TASK DETAILS: Give every line below again, exactly.

RECORDS PROVIDED:
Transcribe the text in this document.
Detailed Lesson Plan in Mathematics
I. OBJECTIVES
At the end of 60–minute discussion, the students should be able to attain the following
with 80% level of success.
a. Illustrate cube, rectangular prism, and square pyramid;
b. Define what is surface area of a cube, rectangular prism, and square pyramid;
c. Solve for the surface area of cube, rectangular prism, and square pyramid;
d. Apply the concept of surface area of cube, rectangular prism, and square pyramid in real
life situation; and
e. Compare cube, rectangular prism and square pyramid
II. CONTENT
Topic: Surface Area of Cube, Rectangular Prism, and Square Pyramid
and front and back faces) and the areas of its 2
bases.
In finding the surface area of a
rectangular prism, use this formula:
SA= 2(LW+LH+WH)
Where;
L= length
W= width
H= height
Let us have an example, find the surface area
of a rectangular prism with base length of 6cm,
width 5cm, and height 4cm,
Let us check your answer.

EXERCISE RESPONSE:
Transcribe the text in this document.
Detailed Lesson Plan in Mathematics
I. OBJECTIVES
At the end of 60–minute discussion, the students should be able to attain the following
with 80% level of success.
a. Illustrate cube, rectangular prism, and square pyramid;
b. Define what is surface area of a cube, rectangular prism, and square pyramid;
c. Solve for the surface area of cube, rectangular prism, and square pyramid;
d. Apply the concept of surface area of cube, rectangular prism, and square pyramid in real
life situation; and
e. Compare cube, rectangular prism and square pyramid
II. CONTENT
Topic: Surface Area of Cube, Rectangular Prism, and Square Pyramid
and front and back faces) and the areas of its 2
bases.
In finding the surface area of a
rectangular prism, use this formula:
SA= 2(LW+LH+WH)
Where;
L= length
W= width
H= height
Let us have an example, find the surface area
of a rectangular prism with base length of 6cm,
width 5cm, and height 4cm,
Let us check your answer.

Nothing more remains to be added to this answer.